Repeat, without any change, the entries presented below.

Entries taken from a collection:

Start

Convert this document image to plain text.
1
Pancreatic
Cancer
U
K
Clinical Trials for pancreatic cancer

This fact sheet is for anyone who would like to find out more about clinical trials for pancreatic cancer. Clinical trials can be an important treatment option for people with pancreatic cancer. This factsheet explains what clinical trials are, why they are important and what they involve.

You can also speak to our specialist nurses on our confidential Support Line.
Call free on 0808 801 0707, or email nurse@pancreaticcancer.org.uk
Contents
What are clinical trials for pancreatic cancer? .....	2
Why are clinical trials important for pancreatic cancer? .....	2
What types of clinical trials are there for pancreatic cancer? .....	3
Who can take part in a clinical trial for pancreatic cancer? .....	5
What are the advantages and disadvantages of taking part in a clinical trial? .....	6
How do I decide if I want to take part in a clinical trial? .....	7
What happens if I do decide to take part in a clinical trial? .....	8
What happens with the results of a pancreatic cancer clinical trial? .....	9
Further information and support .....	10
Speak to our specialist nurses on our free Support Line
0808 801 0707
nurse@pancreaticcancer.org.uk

End

• Solution for this problem:
Convert this document image to plain text.
1
Pancreatic
Cancer
U
K
Clinical Trials for pancreatic cancer

This fact sheet is for anyone who would like to find out more about clinical trials for pancreatic cancer. Clinical trials can be an important treatment option for people with pancreatic cancer. This factsheet explains what clinical trials are, why they are important and what they involve.

You can also speak to our specialist nurses on our confidential Support Line.
Call free on 0808 801 0707, or email nurse@pancreaticcancer.org.uk
Contents
What are clinical trials for pancreatic cancer? .....	2
Why are clinical trials important for pancreatic cancer? .....	2
What types of clinical trials are there for pancreatic cancer? .....	3
Who can take part in a clinical trial for pancreatic cancer? .....	5
What are the advantages and disadvantages of taking part in a clinical trial? .....	6
How do I decide if I want to take part in a clinical trial? .....	7
What happens if I do decide to take part in a clinical trial? .....	8
What happens with the results of a pancreatic cancer clinical trial? .....	9
Further information and support .....	10
Speak to our specialist nurses on our free Support Line
0808 801 0707
nurse@pancreaticcancer.org.uk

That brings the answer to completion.